__Records for this task__:
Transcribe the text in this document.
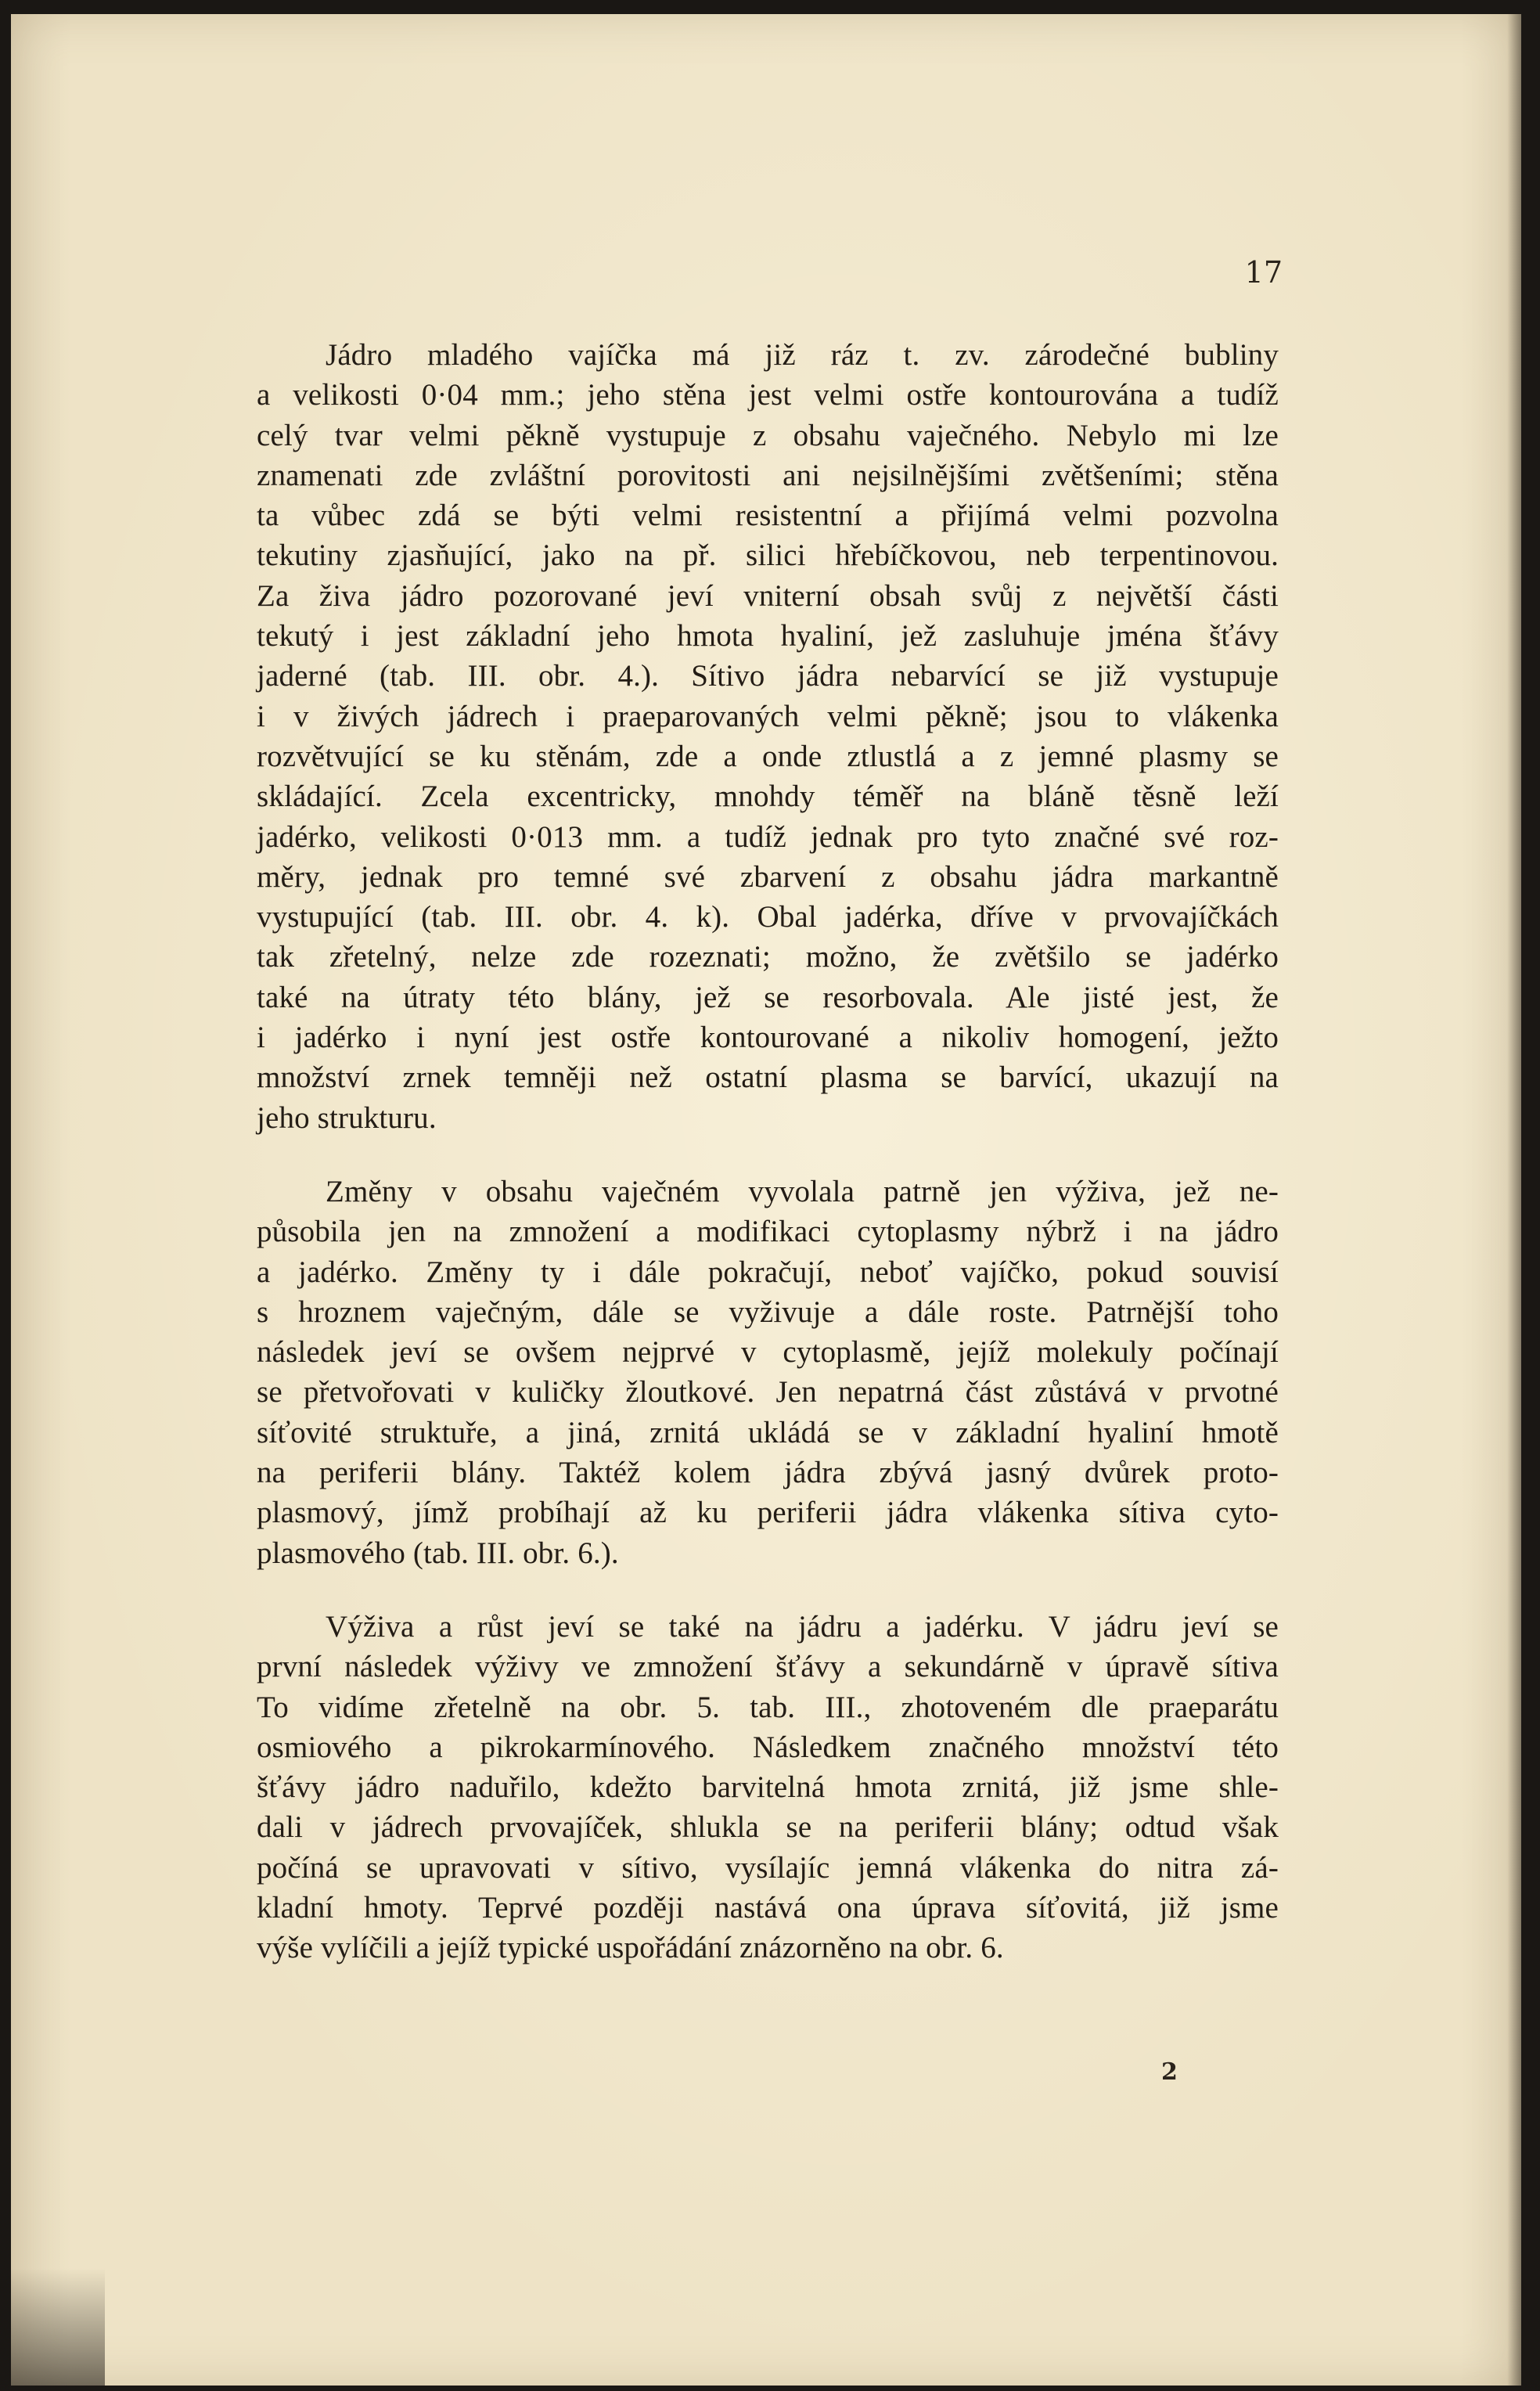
17

Jádro mladého vajíčka má již ráz t. zv. zárodečné bubliny
a velikosti 0·04 mm.; jeho stěna jest velmi ostře kontourována a tudíž
celý tvar velmi pěkně vystupuje z obsahu vaječného. Nebylo mi lze
znamenati zde zvláštní porovitosti ani nejsilnějšími zvětšeními; stěna
ta vůbec zdá se býti velmi resistentní a přijímá velmi pozvolna
tekutiny zjasňující, jako na př. silici hřebíčkovou, neb terpentinovou.
Za živa jádro pozorované jeví vniterní obsah svůj z největší části
tekutý i jest základní jeho hmota hyaliní, jež zasluhuje jména šťávy
jaderné (tab. III. obr. 4.). Sítivo jádra nebarvící se již vystupuje
i v živých jádrech i praeparovaných velmi pěkně; jsou to vlákenka
rozvětvující se ku stěnám, zde a onde ztlustlá a z jemné plasmy se
skládající. Zcela excentricky, mnohdy téměř na bláně těsně leží
jadérko, velikosti 0·013 mm. a tudíž jednak pro tyto značné své roz-
měry, jednak pro temné své zbarvení z obsahu jádra markantně
vystupující (tab. III. obr. 4. k). Obal jadérka, dříve v prvovajíčkách
tak zřetelný, nelze zde rozeznati; možno, že zvětšilo se jadérko
také na útraty této blány, jež se resorbovala. Ale jisté jest, že
i jadérko i nyní jest ostře kontourované a nikoliv homogení, ježto
množství zrnek temněji než ostatní plasma se barvící, ukazují na
jeho strukturu.

Změny v obsahu vaječném vyvolala patrně jen výživa, jež ne-
působila jen na zmnožení a modifikaci cytoplasmy nýbrž i na jádro
a jadérko. Změny ty i dále pokračují, neboť vajíčko, pokud souvisí
s hroznem vaječným, dále se vyživuje a dále roste. Patrnější toho
následek jeví se ovšem nejprvé v cytoplasmě, jejíž molekuly počínají
se přetvořovati v kuličky žloutkové. Jen nepatrná část zůstává v prvotné
síťovité struktuře, a jiná, zrnitá ukládá se v základní hyaliní hmotě
na periferii blány. Taktéž kolem jádra zbývá jasný dvůrek proto-
plasmový, jímž probíhají až ku periferii jádra vlákenka sítiva cyto-
plasmového (tab. III. obr. 6.).

Výživa a růst jeví se také na jádru a jadérku. V jádru jeví se
první následek výživy ve zmnožení šťávy a sekundárně v úpravě sítiva
To vidíme zřetelně na obr. 5. tab. III., zhotoveném dle praeparátu
osmiového a pikrokarmínového. Následkem značného množství této
šťávy jádro naduřilo, kdežto barvitelná hmota zrnitá, již jsme shle-
dali v jádrech prvovajíček, shlukla se na periferii blány; odtud však
počíná se upravovati v sítivo, vysílajíc jemná vlákenka do nitra zá-
kladní hmoty. Teprvé později nastává ona úprava síťovitá, již jsme
výše vylíčili a jejíž typické uspořádání znázorněno na obr. 6.

2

__Aim__:
Your job is to transcribe the entries above exactly; skip the pictures.

__Solution to the exercise__:
Transcribe the text in this document.
17

Jádro mladého vajíčka má již ráz t. zv. zárodečné bubliny
a velikosti 0·04 mm.; jeho stěna jest velmi ostře kontourována a tudíž
celý tvar velmi pěkně vystupuje z obsahu vaječného. Nebylo mi lze
znamenati zde zvláštní porovitosti ani nejsilnějšími zvětšeními; stěna
ta vůbec zdá se býti velmi resistentní a přijímá velmi pozvolna
tekutiny zjasňující, jako na př. silici hřebíčkovou, neb terpentinovou.
Za živa jádro pozorované jeví vniterní obsah svůj z největší části
tekutý i jest základní jeho hmota hyaliní, jež zasluhuje jména šťávy
jaderné (tab. III. obr. 4.). Sítivo jádra nebarvící se již vystupuje
i v živých jádrech i praeparovaných velmi pěkně; jsou to vlákenka
rozvětvující se ku stěnám, zde a onde ztlustlá a z jemné plasmy se
skládající. Zcela excentricky, mnohdy téměř na bláně těsně leží
jadérko, velikosti 0·013 mm. a tudíž jednak pro tyto značné své roz-
měry, jednak pro temné své zbarvení z obsahu jádra markantně
vystupující (tab. III. obr. 4. k). Obal jadérka, dříve v prvovajíčkách
tak zřetelný, nelze zde rozeznati; možno, že zvětšilo se jadérko
také na útraty této blány, jež se resorbovala. Ale jisté jest, že
i jadérko i nyní jest ostře kontourované a nikoliv homogení, ježto
množství zrnek temněji než ostatní plasma se barvící, ukazují na
jeho strukturu.

Změny v obsahu vaječném vyvolala patrně jen výživa, jež ne-
působila jen na zmnožení a modifikaci cytoplasmy nýbrž i na jádro
a jadérko. Změny ty i dále pokračují, neboť vajíčko, pokud souvisí
s hroznem vaječným, dále se vyživuje a dále roste. Patrnější toho
následek jeví se ovšem nejprvé v cytoplasmě, jejíž molekuly počínají
se přetvořovati v kuličky žloutkové. Jen nepatrná část zůstává v prvotné
síťovité struktuře, a jiná, zrnitá ukládá se v základní hyaliní hmotě
na periferii blány. Taktéž kolem jádra zbývá jasný dvůrek proto-
plasmový, jímž probíhají až ku periferii jádra vlákenka sítiva cyto-
plasmového (tab. III. obr. 6.).

Výživa a růst jeví se také na jádru a jadérku. V jádru jeví se
první následek výživy ve zmnožení šťávy a sekundárně v úpravě sítiva
To vidíme zřetelně na obr. 5. tab. III., zhotoveném dle praeparátu
osmiového a pikrokarmínového. Následkem značného množství této
šťávy jádro naduřilo, kdežto barvitelná hmota zrnitá, již jsme shle-
dali v jádrech prvovajíček, shlukla se na periferii blány; odtud však
počíná se upravovati v sítivo, vysílajíc jemná vlákenka do nitra zá-
kladní hmoty. Teprvé později nastává ona úprava síťovitá, již jsme
výše vylíčili a jejíž typické uspořádání znázorněno na obr. 6.

2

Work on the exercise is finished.